§ **Data shown**
►

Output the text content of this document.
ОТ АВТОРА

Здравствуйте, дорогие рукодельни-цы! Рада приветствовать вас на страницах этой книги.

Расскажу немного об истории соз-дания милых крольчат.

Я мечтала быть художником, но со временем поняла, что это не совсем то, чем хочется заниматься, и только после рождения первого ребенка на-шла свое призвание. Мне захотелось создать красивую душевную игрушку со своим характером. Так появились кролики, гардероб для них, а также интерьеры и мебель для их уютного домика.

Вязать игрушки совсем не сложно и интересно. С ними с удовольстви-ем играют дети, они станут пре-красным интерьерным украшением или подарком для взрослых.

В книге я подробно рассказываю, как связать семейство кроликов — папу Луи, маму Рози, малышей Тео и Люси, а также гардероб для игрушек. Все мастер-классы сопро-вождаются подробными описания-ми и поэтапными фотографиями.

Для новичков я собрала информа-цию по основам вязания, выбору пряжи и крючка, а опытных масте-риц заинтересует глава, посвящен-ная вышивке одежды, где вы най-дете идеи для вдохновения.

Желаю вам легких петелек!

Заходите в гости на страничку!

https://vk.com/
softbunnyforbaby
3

◄
►

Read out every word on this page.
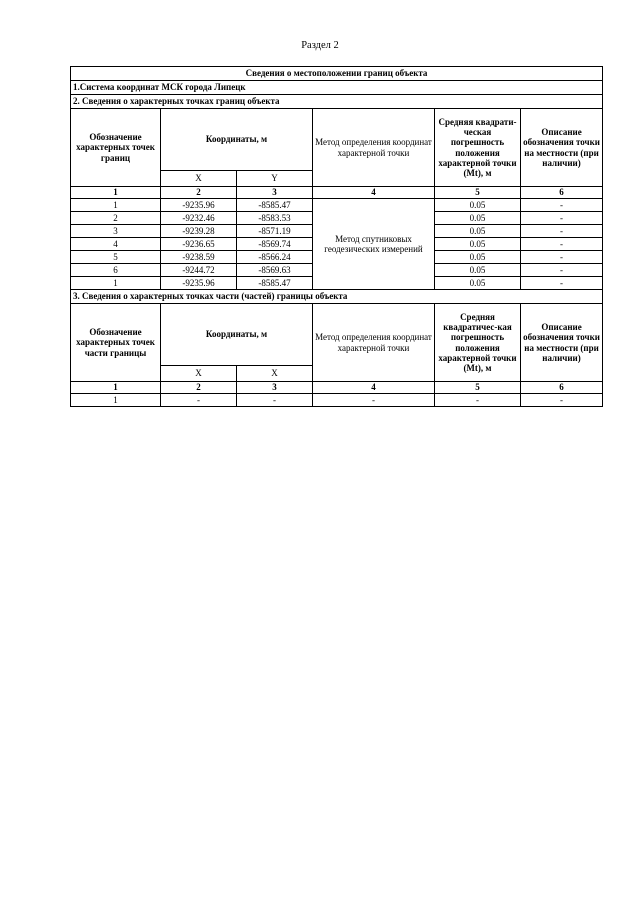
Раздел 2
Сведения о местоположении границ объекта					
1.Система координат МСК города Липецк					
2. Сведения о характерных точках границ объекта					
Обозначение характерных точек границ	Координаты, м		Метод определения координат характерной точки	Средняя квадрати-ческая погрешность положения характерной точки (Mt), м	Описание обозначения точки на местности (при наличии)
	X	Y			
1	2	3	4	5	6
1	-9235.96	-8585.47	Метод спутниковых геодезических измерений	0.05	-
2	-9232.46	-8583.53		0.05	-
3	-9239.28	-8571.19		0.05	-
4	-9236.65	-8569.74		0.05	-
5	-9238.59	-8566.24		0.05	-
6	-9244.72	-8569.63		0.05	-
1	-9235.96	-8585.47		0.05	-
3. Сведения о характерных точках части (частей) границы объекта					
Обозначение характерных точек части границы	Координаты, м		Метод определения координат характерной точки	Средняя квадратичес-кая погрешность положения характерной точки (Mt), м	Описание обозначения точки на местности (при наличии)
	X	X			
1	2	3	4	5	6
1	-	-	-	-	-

◄

§ **Aim**
List all lines holding the string "обозначения".

§ **Final answer**
Обозначение характерных точек границ	Координаты, м		Метод определения координат характерной точки	Средняя квадрати-ческая погрешность положения характерной точки (Mt), м	Описание обозначения точки на местности (при наличии)
Обозначение характерных точек части границы	Координаты, м		Метод определения координат характерной точки	Средняя квадратичес-кая погрешность положения характерной точки (Mt), м	Описание обозначения точки на местности (при наличии)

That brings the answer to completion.